▼
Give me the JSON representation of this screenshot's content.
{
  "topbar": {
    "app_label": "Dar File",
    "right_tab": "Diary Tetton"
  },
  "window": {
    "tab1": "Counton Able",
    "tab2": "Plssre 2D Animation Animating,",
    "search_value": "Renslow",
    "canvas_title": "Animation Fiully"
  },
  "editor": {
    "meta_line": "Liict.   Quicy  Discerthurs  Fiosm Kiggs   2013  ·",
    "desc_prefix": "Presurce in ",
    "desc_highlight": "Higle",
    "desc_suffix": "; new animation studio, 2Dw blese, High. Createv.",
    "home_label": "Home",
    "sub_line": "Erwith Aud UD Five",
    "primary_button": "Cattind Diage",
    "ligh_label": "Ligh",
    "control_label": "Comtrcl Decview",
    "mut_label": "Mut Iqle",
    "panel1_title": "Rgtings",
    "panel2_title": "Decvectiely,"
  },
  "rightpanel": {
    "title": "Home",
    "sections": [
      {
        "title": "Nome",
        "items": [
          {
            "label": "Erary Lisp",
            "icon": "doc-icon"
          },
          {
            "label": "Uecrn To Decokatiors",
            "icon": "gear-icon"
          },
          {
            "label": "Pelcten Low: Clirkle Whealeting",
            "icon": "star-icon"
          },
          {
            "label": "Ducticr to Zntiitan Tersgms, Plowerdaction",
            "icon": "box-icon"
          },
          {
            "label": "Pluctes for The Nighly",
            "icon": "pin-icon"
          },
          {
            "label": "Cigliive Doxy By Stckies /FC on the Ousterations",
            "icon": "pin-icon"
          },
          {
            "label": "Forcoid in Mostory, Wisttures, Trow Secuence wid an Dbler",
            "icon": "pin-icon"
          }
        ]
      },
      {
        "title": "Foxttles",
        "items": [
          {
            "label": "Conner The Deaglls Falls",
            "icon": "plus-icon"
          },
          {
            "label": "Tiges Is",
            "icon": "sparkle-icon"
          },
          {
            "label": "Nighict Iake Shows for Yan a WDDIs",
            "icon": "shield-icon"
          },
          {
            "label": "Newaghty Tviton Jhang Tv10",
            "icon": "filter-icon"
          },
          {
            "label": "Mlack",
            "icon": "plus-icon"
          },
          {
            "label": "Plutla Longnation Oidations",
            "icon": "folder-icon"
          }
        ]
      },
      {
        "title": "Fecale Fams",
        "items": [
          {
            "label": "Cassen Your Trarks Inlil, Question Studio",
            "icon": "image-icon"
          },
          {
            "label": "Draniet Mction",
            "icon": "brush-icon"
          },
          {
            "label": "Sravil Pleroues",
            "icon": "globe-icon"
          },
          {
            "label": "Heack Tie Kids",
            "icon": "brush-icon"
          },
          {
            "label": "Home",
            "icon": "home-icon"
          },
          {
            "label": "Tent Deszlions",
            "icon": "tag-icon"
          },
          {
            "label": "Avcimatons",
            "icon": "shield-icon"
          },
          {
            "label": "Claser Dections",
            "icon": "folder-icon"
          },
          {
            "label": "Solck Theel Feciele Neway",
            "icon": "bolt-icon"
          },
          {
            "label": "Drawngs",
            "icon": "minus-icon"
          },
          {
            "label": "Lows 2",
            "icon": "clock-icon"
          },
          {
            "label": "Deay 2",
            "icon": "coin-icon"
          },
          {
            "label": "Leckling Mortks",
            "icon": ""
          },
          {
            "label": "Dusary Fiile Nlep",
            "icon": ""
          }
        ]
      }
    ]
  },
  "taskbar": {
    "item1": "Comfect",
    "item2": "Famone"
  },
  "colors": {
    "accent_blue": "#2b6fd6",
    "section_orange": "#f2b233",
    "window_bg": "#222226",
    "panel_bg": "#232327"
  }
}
▲
* **Set exercise**: Write the whole listing out again. Keep every line exactly as it is.

* **Solved problem**:
Give me the JSON representation of this screenshot's content.
{
  "topbar": {
    "app_label": "Dar File",
    "right_tab": "Diary Tetton"
  },
  "window": {
    "tab1": "Counton Able",
    "tab2": "Plssre 2D Animation Animating,",
    "search_value": "Renslow",
    "canvas_title": "Animation Fiully"
  },
  "editor": {
    "meta_line": "Liict.   Quicy  Discerthurs  Fiosm Kiggs   2013  ·",
    "desc_prefix": "Presurce in ",
    "desc_highlight": "Higle",
    "desc_suffix": "; new animation studio, 2Dw blese, High. Createv.",
    "home_label": "Home",
    "sub_line": "Erwith Aud UD Five",
    "primary_button": "Cattind Diage",
    "ligh_label": "Ligh",
    "control_label": "Comtrcl Decview",
    "mut_label": "Mut Iqle",
    "panel1_title": "Rgtings",
    "panel2_title": "Decvectiely,"
  },
  "rightpanel": {
    "title": "Home",
    "sections": [
      {
        "title": "Nome",
        "items": [
          {
            "label": "Erary Lisp",
            "icon": "doc-icon"
          },
          {
            "label": "Uecrn To Decokatiors",
            "icon": "gear-icon"
          },
          {
            "label": "Pelcten Low: Clirkle Whealeting",
            "icon": "star-icon"
          },
          {
            "label": "Ducticr to Zntiitan Tersgms, Plowerdaction",
            "icon": "box-icon"
          },
          {
            "label": "Pluctes for The Nighly",
            "icon": "pin-icon"
          },
          {
            "label": "Cigliive Doxy By Stckies /FC on the Ousterations",
            "icon": "pin-icon"
          },
          {
            "label": "Forcoid in Mostory, Wisttures, Trow Secuence wid an Dbler",
            "icon": "pin-icon"
          }
        ]
      },
      {
        "title": "Foxttles",
        "items": [
          {
            "label": "Conner The Deaglls Falls",
            "icon": "plus-icon"
          },
          {
            "label": "Tiges Is",
            "icon": "sparkle-icon"
          },
          {
            "label": "Nighict Iake Shows for Yan a WDDIs",
            "icon": "shield-icon"
          },
          {
            "label": "Newaghty Tviton Jhang Tv10",
            "icon": "filter-icon"
          },
          {
            "label": "Mlack",
            "icon": "plus-icon"
          },
          {
            "label": "Plutla Longnation Oidations",
            "icon": "folder-icon"
          }
        ]
      },
      {
        "title": "Fecale Fams",
        "items": [
          {
            "label": "Cassen Your Trarks Inlil, Question Studio",
            "icon": "image-icon"
          },
          {
            "label": "Draniet Mction",
            "icon": "brush-icon"
          },
          {
            "label": "Sravil Pleroues",
            "icon": "globe-icon"
          },
          {
            "label": "Heack Tie Kids",
            "icon": "brush-icon"
          },
          {
            "label": "Home",
            "icon": "home-icon"
          },
          {
            "label": "Tent Deszlions",
            "icon": "tag-icon"
          },
          {
            "label": "Avcimatons",
            "icon": "shield-icon"
          },
          {
            "label": "Claser Dections",
            "icon": "folder-icon"
          },
          {
            "label": "Solck Theel Feciele Neway",
            "icon": "bolt-icon"
          },
          {
            "label": "Drawngs",
            "icon": "minus-icon"
          },
          {
            "label": "Lows 2",
            "icon": "clock-icon"
          },
          {
            "label": "Deay 2",
            "icon": "coin-icon"
          },
          {
            "label": "Leckling Mortks",
            "icon": ""
          },
          {
            "label": "Dusary Fiile Nlep",
            "icon": ""
          }
        ]
      }
    ]
  },
  "taskbar": {
    "item1": "Comfect",
    "item2": "Famone"
  },
  "colors": {
    "accent_blue": "#2b6fd6",
    "section_orange": "#f2b233",
    "window_bg": "#222226",
    "panel_bg": "#232327"
  }
}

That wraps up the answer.